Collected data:

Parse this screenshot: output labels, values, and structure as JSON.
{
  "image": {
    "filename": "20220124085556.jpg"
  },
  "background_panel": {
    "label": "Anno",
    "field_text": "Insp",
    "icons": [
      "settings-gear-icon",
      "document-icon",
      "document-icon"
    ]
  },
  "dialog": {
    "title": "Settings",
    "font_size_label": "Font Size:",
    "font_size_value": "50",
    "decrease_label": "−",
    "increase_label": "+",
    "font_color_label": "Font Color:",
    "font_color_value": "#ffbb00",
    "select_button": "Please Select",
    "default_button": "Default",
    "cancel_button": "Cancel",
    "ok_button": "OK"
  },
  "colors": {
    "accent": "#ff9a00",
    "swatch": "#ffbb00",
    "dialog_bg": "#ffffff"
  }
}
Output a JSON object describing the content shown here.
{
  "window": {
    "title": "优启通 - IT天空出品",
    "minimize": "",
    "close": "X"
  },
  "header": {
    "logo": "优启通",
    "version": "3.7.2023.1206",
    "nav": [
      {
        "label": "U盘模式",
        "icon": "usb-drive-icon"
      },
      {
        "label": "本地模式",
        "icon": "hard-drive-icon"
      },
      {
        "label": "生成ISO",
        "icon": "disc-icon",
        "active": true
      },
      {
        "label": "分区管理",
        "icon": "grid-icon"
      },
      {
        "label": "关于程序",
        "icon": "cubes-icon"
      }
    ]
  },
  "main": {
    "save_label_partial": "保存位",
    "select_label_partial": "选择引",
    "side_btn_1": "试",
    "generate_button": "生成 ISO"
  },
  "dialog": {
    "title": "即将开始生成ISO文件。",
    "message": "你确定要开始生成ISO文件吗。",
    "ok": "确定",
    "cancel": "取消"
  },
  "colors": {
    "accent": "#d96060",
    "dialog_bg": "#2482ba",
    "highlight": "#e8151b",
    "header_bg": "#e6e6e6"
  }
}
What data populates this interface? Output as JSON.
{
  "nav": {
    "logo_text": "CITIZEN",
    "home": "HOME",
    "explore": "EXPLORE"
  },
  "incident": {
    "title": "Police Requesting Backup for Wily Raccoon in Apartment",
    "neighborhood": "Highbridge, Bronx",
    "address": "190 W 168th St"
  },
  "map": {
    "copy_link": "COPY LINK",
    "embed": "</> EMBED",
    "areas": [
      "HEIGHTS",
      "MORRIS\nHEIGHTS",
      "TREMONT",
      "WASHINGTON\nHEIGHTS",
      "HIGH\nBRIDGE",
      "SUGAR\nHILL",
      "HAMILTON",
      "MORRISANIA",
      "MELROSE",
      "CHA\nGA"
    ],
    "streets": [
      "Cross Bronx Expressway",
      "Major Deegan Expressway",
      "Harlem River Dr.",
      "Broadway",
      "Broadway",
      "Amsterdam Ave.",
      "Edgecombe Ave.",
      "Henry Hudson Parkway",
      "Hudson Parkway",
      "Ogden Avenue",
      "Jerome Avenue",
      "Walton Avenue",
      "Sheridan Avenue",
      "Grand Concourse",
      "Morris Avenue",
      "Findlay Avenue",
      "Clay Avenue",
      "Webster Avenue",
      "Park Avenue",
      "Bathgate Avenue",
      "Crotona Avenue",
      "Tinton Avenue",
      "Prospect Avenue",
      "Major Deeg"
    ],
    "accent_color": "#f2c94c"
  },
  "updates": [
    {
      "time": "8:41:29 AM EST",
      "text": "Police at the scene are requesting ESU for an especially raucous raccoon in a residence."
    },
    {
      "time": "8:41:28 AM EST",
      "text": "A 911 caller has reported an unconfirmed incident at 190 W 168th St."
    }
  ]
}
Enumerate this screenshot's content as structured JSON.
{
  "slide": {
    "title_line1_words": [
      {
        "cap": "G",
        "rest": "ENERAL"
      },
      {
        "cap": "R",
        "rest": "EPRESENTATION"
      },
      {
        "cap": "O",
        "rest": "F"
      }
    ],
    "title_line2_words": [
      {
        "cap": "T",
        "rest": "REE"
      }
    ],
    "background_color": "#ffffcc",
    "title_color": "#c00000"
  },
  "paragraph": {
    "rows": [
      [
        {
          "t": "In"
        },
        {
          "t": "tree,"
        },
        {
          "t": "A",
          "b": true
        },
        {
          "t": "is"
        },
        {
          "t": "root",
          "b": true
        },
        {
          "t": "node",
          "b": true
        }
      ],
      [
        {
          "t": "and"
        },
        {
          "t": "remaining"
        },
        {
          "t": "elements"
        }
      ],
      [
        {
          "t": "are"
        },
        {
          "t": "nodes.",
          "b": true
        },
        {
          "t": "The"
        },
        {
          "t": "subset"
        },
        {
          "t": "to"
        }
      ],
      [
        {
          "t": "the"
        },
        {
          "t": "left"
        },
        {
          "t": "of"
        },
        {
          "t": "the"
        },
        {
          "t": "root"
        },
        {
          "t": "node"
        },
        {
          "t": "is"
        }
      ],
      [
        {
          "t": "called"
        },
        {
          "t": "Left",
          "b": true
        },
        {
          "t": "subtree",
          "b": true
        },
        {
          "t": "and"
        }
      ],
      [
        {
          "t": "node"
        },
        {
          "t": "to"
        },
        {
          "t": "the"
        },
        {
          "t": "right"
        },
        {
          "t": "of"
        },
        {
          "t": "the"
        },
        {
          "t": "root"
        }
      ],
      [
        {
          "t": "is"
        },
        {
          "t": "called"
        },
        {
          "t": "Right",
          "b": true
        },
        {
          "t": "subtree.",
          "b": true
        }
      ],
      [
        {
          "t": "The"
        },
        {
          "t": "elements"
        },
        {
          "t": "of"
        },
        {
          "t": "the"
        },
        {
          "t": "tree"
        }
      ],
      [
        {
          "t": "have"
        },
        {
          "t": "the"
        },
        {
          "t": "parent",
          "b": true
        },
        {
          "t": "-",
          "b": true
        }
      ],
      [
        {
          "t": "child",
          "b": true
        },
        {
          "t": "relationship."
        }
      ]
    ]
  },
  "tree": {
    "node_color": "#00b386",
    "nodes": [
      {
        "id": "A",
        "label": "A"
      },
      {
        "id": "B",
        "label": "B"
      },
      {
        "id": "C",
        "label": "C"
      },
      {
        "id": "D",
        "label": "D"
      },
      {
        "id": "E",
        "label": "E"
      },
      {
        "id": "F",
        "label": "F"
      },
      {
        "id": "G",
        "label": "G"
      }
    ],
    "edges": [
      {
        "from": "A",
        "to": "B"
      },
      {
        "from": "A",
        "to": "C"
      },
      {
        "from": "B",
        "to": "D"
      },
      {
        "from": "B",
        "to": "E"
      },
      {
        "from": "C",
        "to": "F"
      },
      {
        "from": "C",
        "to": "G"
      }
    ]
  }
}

What to work on: In the entries above, find every line with the word "JSON" and list it.

Answer for this exercise:
Parse this screenshot: output labels, values, and structure as JSON.
Output a JSON object describing the content shown here.
What data populates this interface? Output as JSON.
Enumerate this screenshot's content as structured JSON.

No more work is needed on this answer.